▶ Task description
Tally up the lines carrying the string "átlag" and respond with only the resulting number.
━━━
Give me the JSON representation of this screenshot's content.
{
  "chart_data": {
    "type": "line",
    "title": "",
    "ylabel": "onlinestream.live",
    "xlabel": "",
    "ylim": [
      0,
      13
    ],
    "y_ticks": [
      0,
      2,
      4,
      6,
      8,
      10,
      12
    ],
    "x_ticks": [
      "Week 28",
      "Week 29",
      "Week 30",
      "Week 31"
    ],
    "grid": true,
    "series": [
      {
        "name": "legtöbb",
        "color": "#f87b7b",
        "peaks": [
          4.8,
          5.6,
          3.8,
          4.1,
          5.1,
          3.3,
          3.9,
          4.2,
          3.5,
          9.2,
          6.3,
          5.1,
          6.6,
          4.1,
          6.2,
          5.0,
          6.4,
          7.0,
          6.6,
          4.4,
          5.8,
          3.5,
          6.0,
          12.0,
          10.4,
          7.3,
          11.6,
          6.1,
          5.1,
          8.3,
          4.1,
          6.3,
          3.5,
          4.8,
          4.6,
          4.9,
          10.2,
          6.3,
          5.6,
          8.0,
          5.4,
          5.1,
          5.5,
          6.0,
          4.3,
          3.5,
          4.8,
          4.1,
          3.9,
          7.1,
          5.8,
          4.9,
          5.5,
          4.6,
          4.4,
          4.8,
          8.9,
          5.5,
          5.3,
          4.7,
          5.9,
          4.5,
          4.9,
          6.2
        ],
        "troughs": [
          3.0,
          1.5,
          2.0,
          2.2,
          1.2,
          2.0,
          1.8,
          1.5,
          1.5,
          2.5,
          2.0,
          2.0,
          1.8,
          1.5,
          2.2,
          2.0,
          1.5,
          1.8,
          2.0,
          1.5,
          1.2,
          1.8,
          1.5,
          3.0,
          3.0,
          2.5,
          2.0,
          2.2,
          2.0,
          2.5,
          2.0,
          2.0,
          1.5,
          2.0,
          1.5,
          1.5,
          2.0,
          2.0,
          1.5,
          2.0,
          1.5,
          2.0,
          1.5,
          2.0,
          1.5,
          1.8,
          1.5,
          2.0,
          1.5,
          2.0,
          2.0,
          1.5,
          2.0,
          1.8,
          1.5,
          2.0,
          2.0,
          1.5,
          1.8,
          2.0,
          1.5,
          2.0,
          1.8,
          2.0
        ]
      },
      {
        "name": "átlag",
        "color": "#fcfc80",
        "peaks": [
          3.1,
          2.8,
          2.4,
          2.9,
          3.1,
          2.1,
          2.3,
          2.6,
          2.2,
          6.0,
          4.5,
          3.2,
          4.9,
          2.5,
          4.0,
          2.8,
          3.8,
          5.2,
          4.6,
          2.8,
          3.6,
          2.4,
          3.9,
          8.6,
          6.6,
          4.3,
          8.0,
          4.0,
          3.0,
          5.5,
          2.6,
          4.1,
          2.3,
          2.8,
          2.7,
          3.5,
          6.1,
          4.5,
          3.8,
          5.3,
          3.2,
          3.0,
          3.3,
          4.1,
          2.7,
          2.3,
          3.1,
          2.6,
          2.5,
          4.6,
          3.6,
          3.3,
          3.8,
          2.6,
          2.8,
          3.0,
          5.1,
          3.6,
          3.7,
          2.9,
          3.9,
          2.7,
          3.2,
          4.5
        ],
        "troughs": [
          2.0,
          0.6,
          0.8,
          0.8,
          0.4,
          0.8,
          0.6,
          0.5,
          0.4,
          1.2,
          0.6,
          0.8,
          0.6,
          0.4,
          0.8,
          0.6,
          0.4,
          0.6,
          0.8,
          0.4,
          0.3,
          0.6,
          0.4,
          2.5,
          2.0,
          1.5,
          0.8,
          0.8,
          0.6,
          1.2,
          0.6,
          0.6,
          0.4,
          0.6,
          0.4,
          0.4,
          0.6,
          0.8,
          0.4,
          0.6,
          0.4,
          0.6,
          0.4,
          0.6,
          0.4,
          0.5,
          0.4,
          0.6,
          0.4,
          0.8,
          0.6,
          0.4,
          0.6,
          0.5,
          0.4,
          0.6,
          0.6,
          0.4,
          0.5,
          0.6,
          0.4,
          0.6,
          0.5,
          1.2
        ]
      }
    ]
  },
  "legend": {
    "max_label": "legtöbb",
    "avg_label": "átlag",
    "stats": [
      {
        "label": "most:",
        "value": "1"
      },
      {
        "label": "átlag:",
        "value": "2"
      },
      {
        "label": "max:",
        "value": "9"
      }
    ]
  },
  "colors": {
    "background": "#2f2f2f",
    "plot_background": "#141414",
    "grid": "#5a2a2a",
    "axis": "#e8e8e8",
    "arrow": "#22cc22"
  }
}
━━━
▶ Answer to this task
3